__Short problem__
Quote the records that follow in full and exactly; leave out the pictures.

(Stored entries)
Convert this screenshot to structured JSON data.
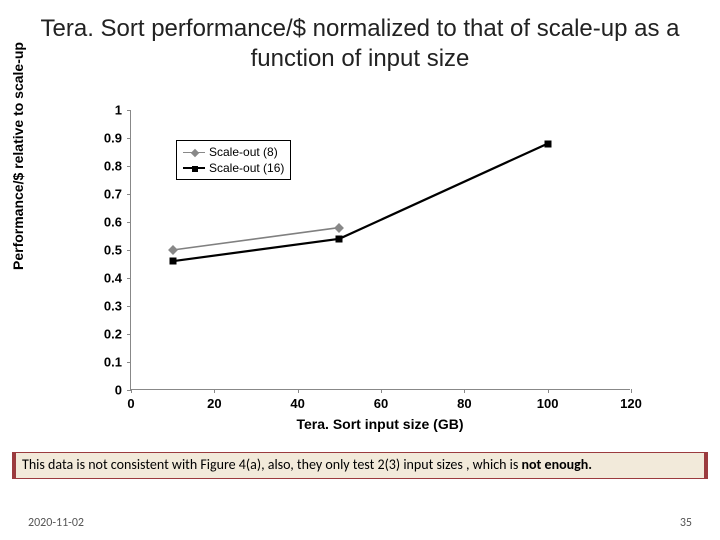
{
  "title": "Tera. Sort performance/$ normalized to that of scale-up as a function of input size",
  "chart_data": {
    "type": "line",
    "title": "Tera. Sort performance/$ normalized to that of scale-up as a function of input size",
    "xlabel": "Tera. Sort input size (GB)",
    "ylabel": "Performance/$ relative to scale-up",
    "xlim": [
      0,
      120
    ],
    "ylim": [
      0,
      1
    ],
    "xticks": [
      0,
      20,
      40,
      60,
      80,
      100,
      120
    ],
    "yticks": [
      0,
      0.1,
      0.2,
      0.3,
      0.4,
      0.5,
      0.6,
      0.7,
      0.8,
      0.9,
      1
    ],
    "series": [
      {
        "name": "Scale-out (8)",
        "color": "#808080",
        "marker": "diamond",
        "x": [
          10,
          50
        ],
        "y": [
          0.5,
          0.58
        ]
      },
      {
        "name": "Scale-out (16)",
        "color": "#000000",
        "marker": "square",
        "x": [
          10,
          50,
          100
        ],
        "y": [
          0.46,
          0.54,
          0.88
        ]
      }
    ],
    "legend_position": "upper-left-inside"
  },
  "note_text_prefix": "This data is not consistent with Figure 4(a), also, they only test 2(3) input sizes , which is ",
  "note_text_bold": "not enough.",
  "footer_date": "2020-11-02",
  "footer_page": "35"
}
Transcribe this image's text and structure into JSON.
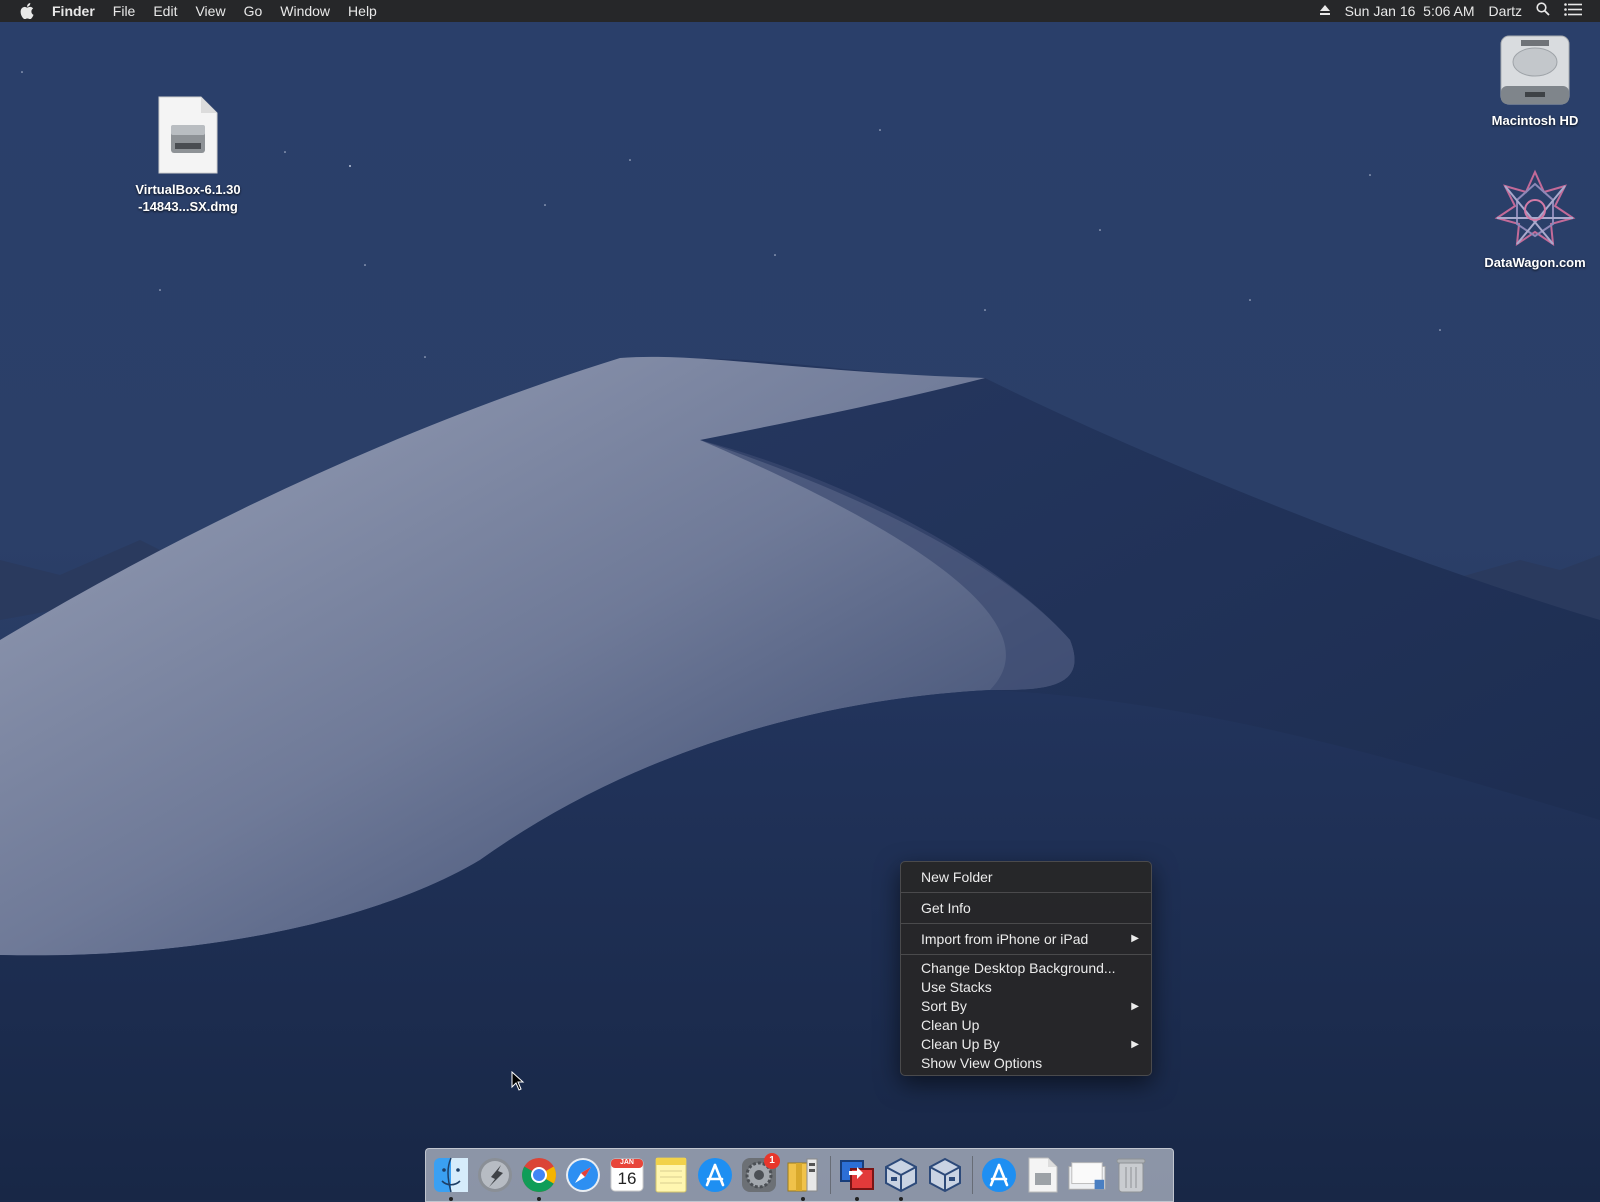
{
  "menubar": {
    "app_name": "Finder",
    "items": [
      "File",
      "Edit",
      "View",
      "Go",
      "Window",
      "Help"
    ],
    "clock": "Sun Jan 16  5:06 AM",
    "user": "Dartz"
  },
  "desktop": {
    "icons": [
      {
        "name": "vbox-dmg",
        "label_line1": "VirtualBox-6.1.30",
        "label_line2": "-14843...SX.dmg",
        "icon": "disk-image-icon"
      },
      {
        "name": "macintosh-hd",
        "label": "Macintosh HD",
        "icon": "hard-drive-icon"
      },
      {
        "name": "datawagon",
        "label": "DataWagon.com",
        "icon": "network-share-icon"
      }
    ]
  },
  "context_menu": {
    "items": [
      {
        "label": "New Folder"
      },
      {
        "label": "Get Info"
      },
      {
        "label": "Import from iPhone or iPad",
        "submenu": true
      },
      {
        "label": "Change Desktop Background..."
      },
      {
        "label": "Use Stacks"
      },
      {
        "label": "Sort By",
        "submenu": true
      },
      {
        "label": "Clean Up"
      },
      {
        "label": "Clean Up By",
        "submenu": true
      },
      {
        "label": "Show View Options"
      }
    ]
  },
  "dock": {
    "apps": [
      {
        "name": "finder-icon",
        "running": true
      },
      {
        "name": "launchpad-icon",
        "running": false
      },
      {
        "name": "chrome-icon",
        "running": true
      },
      {
        "name": "safari-icon",
        "running": false
      },
      {
        "name": "calendar-icon",
        "running": false,
        "calendar_day": "16",
        "calendar_month": "JAN"
      },
      {
        "name": "notes-icon",
        "running": false
      },
      {
        "name": "app-store-icon",
        "running": false
      },
      {
        "name": "system-preferences-icon",
        "running": false,
        "badge": "1"
      },
      {
        "name": "archive-utility-icon",
        "running": true
      },
      {
        "name": "remote-desktop-icon",
        "running": true
      },
      {
        "name": "virtualbox-icon",
        "running": true
      },
      {
        "name": "virtualbox-2-icon",
        "running": false
      },
      {
        "name": "app-store-folder-icon",
        "running": false
      },
      {
        "name": "document-icon",
        "running": false
      },
      {
        "name": "downloads-stack-icon",
        "running": false
      },
      {
        "name": "trash-icon",
        "running": false
      }
    ]
  },
  "colors": {
    "menubar_bg": "#262729",
    "menu_bg": "#262628",
    "sky_top": "#243a66",
    "dune_light": "#8a93ad"
  }
}
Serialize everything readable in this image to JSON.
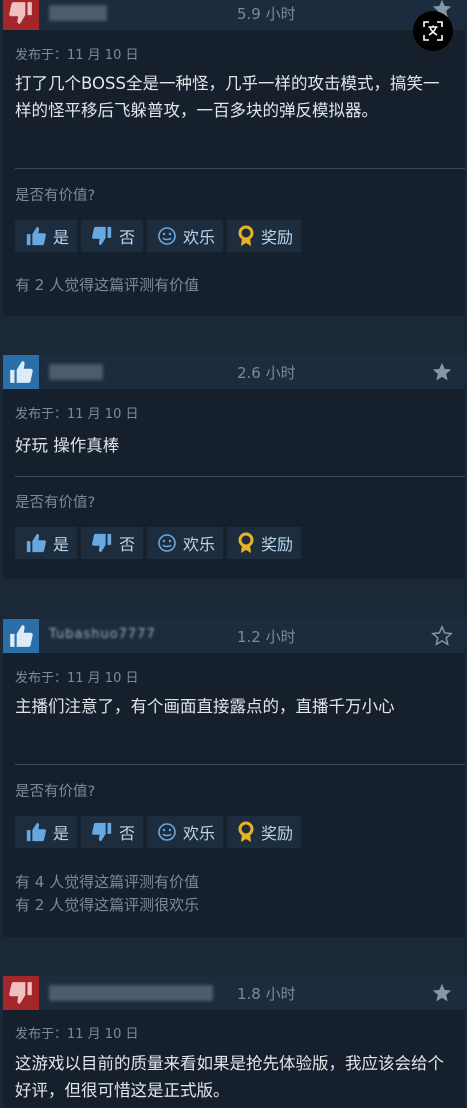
{
  "labels": {
    "helpful_question": "是否有价值?",
    "yes": "是",
    "no": "否",
    "funny": "欢乐",
    "award": "奖励"
  },
  "translate_button": {
    "icon": "translate-icon"
  },
  "reviews": [
    {
      "recommended": false,
      "hours": "5.9 小时",
      "posted": "发布于：11 月 10 日",
      "content": "打了几个BOSS全是一种怪，几乎一样的攻击模式，搞笑一样的怪平移后飞躲普攻，一百多块的弹反模拟器。",
      "helpful_count": "有 2 人觉得这篇评测有价值"
    },
    {
      "recommended": true,
      "hours": "2.6 小时",
      "posted": "发布于：11 月 10 日",
      "content": "好玩 操作真棒",
      "helpful_count": ""
    },
    {
      "recommended": true,
      "username": "Tubashuo7777",
      "hours": "1.2 小时",
      "posted": "发布于：11 月 10 日",
      "content": "主播们注意了，有个画面直接露点的，直播千万小心",
      "helpful_count": "有 4 人觉得这篇评测有价值",
      "funny_count": "有 2 人觉得这篇评测很欢乐"
    },
    {
      "recommended": false,
      "hours": "1.8 小时",
      "posted": "发布于：11 月 10 日",
      "content": "这游戏以目前的质量来看如果是抢先体验版，我应该会给个好评，但很可惜这是正式版。"
    }
  ],
  "colors": {
    "background": "#1b2838",
    "card": "#16202d",
    "header": "#1c2c3e",
    "thumb_down_bg": "#a2262a",
    "thumb_up_bg": "#2a6fa8",
    "vote_text": "#b8d5f0",
    "award_icon": "#e6b325"
  }
}
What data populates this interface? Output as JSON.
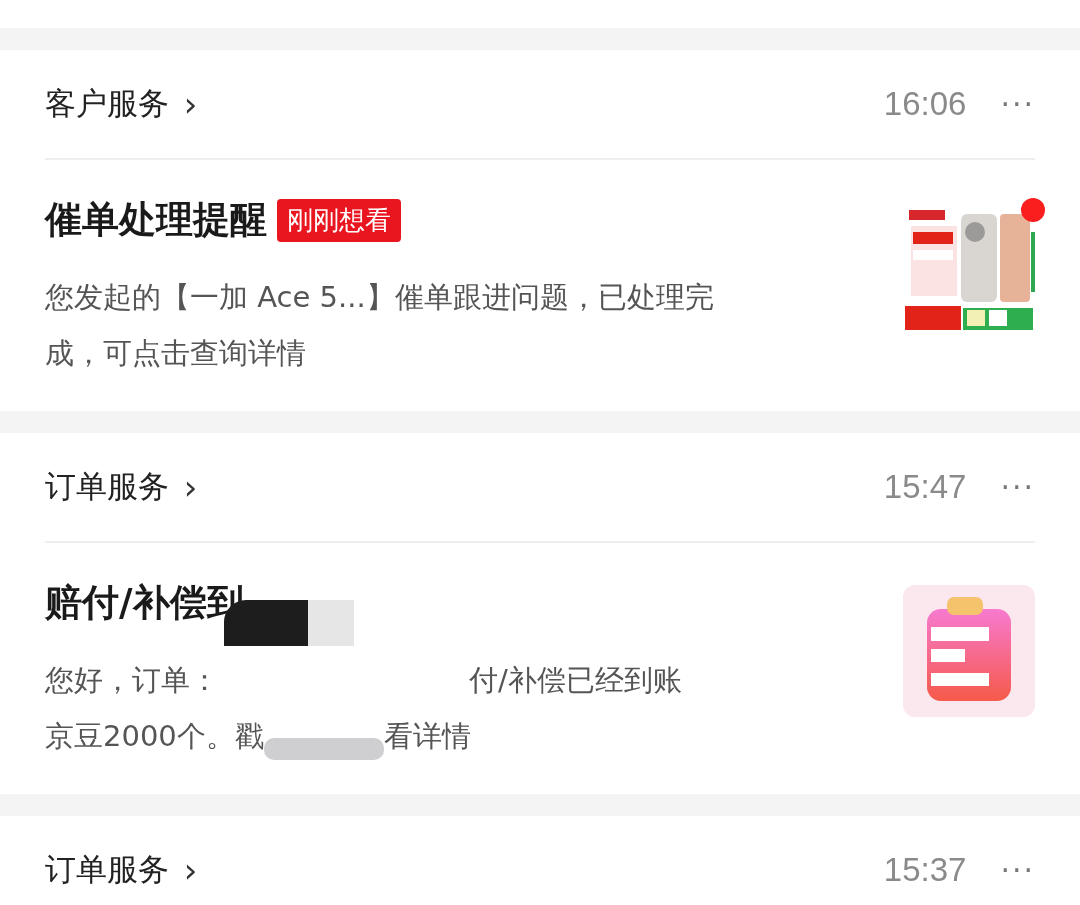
{
  "messages": [
    {
      "kind": "product",
      "section": "客户服务",
      "chevron": "›",
      "time": "16:06",
      "more": "···",
      "title": "催单处理提醒",
      "badge": "刚刚想看",
      "unread": true,
      "body_lines": [
        [
          "您发起的【一加 Ace 5...】催单跟进问题，已处理完"
        ],
        [
          "成，可点击查询详情"
        ]
      ]
    },
    {
      "kind": "clipboard",
      "section": "订单服务",
      "chevron": "›",
      "time": "15:47",
      "more": "···",
      "title": "赔付/补偿到",
      "redacted": true,
      "unread": false,
      "body_lines": [
        [
          "您好，订单：",
          "付/补偿已经到账"
        ],
        [
          "京豆2000个。戳",
          "看详情"
        ]
      ]
    },
    {
      "kind": "none",
      "section": "订单服务",
      "chevron": "›",
      "time": "15:37",
      "more": "···"
    }
  ]
}
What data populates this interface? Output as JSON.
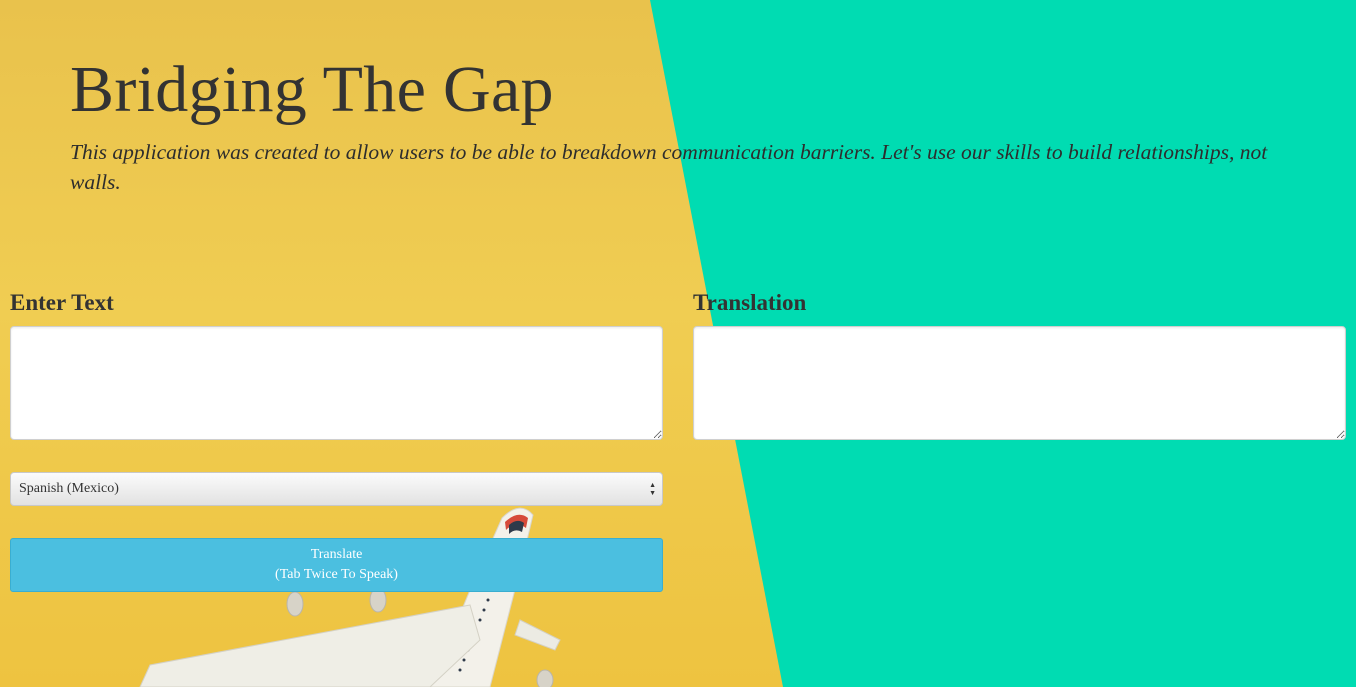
{
  "header": {
    "title": "Bridging The Gap",
    "subtitle": "This application was created to allow users to be able to breakdown communication barriers. Let's use our skills to build relationships, not walls."
  },
  "input_panel": {
    "label": "Enter Text",
    "value": ""
  },
  "output_panel": {
    "label": "Translation",
    "value": ""
  },
  "language_select": {
    "selected": "Spanish (Mexico)"
  },
  "translate_button": {
    "line1": "Translate",
    "line2": "(Tab Twice To Speak)"
  },
  "colors": {
    "left_background": "#ecc64d",
    "right_background": "#00dcb2",
    "button": "#4bbfe0",
    "text": "#333333"
  },
  "background_image": {
    "description_icon": "airplane-toy-icon"
  }
}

__Answer to this task__
Convert this screenshot to structured JSON data.
{
  "title": "Tera. Sort performance/$ normalized to that of scale-up as a function of input size",
  "chart_data": {
    "type": "line",
    "title": "Tera. Sort performance/$ normalized to that of scale-up as a function of input size",
    "xlabel": "Tera. Sort input size (GB)",
    "ylabel": "Performance/$ relative to scale-up",
    "xlim": [
      0,
      120
    ],
    "ylim": [
      0,
      1
    ],
    "xticks": [
      0,
      20,
      40,
      60,
      80,
      100,
      120
    ],
    "yticks": [
      0,
      0.1,
      0.2,
      0.3,
      0.4,
      0.5,
      0.6,
      0.7,
      0.8,
      0.9,
      1
    ],
    "series": [
      {
        "name": "Scale-out (8)",
        "color": "#808080",
        "marker": "diamond",
        "x": [
          10,
          50
        ],
        "y": [
          0.5,
          0.58
        ]
      },
      {
        "name": "Scale-out (16)",
        "color": "#000000",
        "marker": "square",
        "x": [
          10,
          50,
          100
        ],
        "y": [
          0.46,
          0.54,
          0.88
        ]
      }
    ],
    "legend_position": "upper-left-inside"
  },
  "note_text_prefix": "This data is not consistent with Figure 4(a), also, they only test 2(3) input sizes , which is ",
  "note_text_bold": "not enough.",
  "footer_date": "2020-11-02",
  "footer_page": "35"
}
Transcribe this image's text and structure into JSON.
{
  "menubar": {
    "app_name": "Finder",
    "items": [
      "File",
      "Edit",
      "View",
      "Go",
      "Window",
      "Help"
    ],
    "clock": "Sun Jan 16  5:06 AM",
    "user": "Dartz"
  },
  "desktop": {
    "icons": [
      {
        "name": "vbox-dmg",
        "label_line1": "VirtualBox-6.1.30",
        "label_line2": "-14843...SX.dmg",
        "icon": "disk-image-icon"
      },
      {
        "name": "macintosh-hd",
        "label": "Macintosh HD",
        "icon": "hard-drive-icon"
      },
      {
        "name": "datawagon",
        "label": "DataWagon.com",
        "icon": "network-share-icon"
      }
    ]
  },
  "context_menu": {
    "items": [
      {
        "label": "New Folder"
      },
      {
        "label": "Get Info"
      },
      {
        "label": "Import from iPhone or iPad",
        "submenu": true
      },
      {
        "label": "Change Desktop Background..."
      },
      {
        "label": "Use Stacks"
      },
      {
        "label": "Sort By",
        "submenu": true
      },
      {
        "label": "Clean Up"
      },
      {
        "label": "Clean Up By",
        "submenu": true
      },
      {
        "label": "Show View Options"
      }
    ]
  },
  "dock": {
    "apps": [
      {
        "name": "finder-icon",
        "running": true
      },
      {
        "name": "launchpad-icon",
        "running": false
      },
      {
        "name": "chrome-icon",
        "running": true
      },
      {
        "name": "safari-icon",
        "running": false
      },
      {
        "name": "calendar-icon",
        "running": false,
        "calendar_day": "16",
        "calendar_month": "JAN"
      },
      {
        "name": "notes-icon",
        "running": false
      },
      {
        "name": "app-store-icon",
        "running": false
      },
      {
        "name": "system-preferences-icon",
        "running": false,
        "badge": "1"
      },
      {
        "name": "archive-utility-icon",
        "running": true
      },
      {
        "name": "remote-desktop-icon",
        "running": true
      },
      {
        "name": "virtualbox-icon",
        "running": true
      },
      {
        "name": "virtualbox-2-icon",
        "running": false
      },
      {
        "name": "app-store-folder-icon",
        "running": false
      },
      {
        "name": "document-icon",
        "running": false
      },
      {
        "name": "downloads-stack-icon",
        "running": false
      },
      {
        "name": "trash-icon",
        "running": false
      }
    ]
  },
  "colors": {
    "menubar_bg": "#262729",
    "menu_bg": "#262628",
    "sky_top": "#243a66",
    "dune_light": "#8a93ad"
  }
}
Serialize everything readable in this image to JSON.
{
  "labels": {
    "helpful_question": "是否有价值?",
    "yes": "是",
    "no": "否",
    "funny": "欢乐",
    "award": "奖励"
  },
  "translate_button": {
    "icon": "translate-icon"
  },
  "reviews": [
    {
      "recommended": false,
      "hours": "5.9 小时",
      "posted": "发布于：11 月 10 日",
      "content": "打了几个BOSS全是一种怪，几乎一样的攻击模式，搞笑一样的怪平移后飞躲普攻，一百多块的弹反模拟器。",
      "helpful_count": "有 2 人觉得这篇评测有价值"
    },
    {
      "recommended": true,
      "hours": "2.6 小时",
      "posted": "发布于：11 月 10 日",
      "content": "好玩 操作真棒",
      "helpful_count": ""
    },
    {
      "recommended": true,
      "username": "Tubashuo7777",
      "hours": "1.2 小时",
      "posted": "发布于：11 月 10 日",
      "content": "主播们注意了，有个画面直接露点的，直播千万小心",
      "helpful_count": "有 4 人觉得这篇评测有价值",
      "funny_count": "有 2 人觉得这篇评测很欢乐"
    },
    {
      "recommended": false,
      "hours": "1.8 小时",
      "posted": "发布于：11 月 10 日",
      "content": "这游戏以目前的质量来看如果是抢先体验版，我应该会给个好评，但很可惜这是正式版。"
    }
  ],
  "colors": {
    "background": "#1b2838",
    "card": "#16202d",
    "header": "#1c2c3e",
    "thumb_down_bg": "#a2262a",
    "thumb_up_bg": "#2a6fa8",
    "vote_text": "#b8d5f0",
    "award_icon": "#e6b325"
  }
}
What data populates this interface? Output as JSON.
{
  "messages": [
    {
      "kind": "product",
      "section": "客户服务",
      "chevron": "›",
      "time": "16:06",
      "more": "···",
      "title": "催单处理提醒",
      "badge": "刚刚想看",
      "unread": true,
      "body_lines": [
        [
          "您发起的【一加 Ace 5...】催单跟进问题，已处理完"
        ],
        [
          "成，可点击查询详情"
        ]
      ]
    },
    {
      "kind": "clipboard",
      "section": "订单服务",
      "chevron": "›",
      "time": "15:47",
      "more": "···",
      "title": "赔付/补偿到",
      "redacted": true,
      "unread": false,
      "body_lines": [
        [
          "您好，订单：",
          "付/补偿已经到账"
        ],
        [
          "京豆2000个。戳",
          "看详情"
        ]
      ]
    },
    {
      "kind": "none",
      "section": "订单服务",
      "chevron": "›",
      "time": "15:37",
      "more": "···"
    }
  ]
}
What data populates this interface? Output as JSON.
{
  "header": {
    "title": "Bridging The Gap",
    "subtitle": "This application was created to allow users to be able to breakdown communication barriers. Let's use our skills to build relationships, not walls."
  },
  "input_panel": {
    "label": "Enter Text",
    "value": ""
  },
  "output_panel": {
    "label": "Translation",
    "value": ""
  },
  "language_select": {
    "selected": "Spanish (Mexico)"
  },
  "translate_button": {
    "line1": "Translate",
    "line2": "(Tab Twice To Speak)"
  },
  "colors": {
    "left_background": "#ecc64d",
    "right_background": "#00dcb2",
    "button": "#4bbfe0",
    "text": "#333333"
  },
  "background_image": {
    "description_icon": "airplane-toy-icon"
  }
}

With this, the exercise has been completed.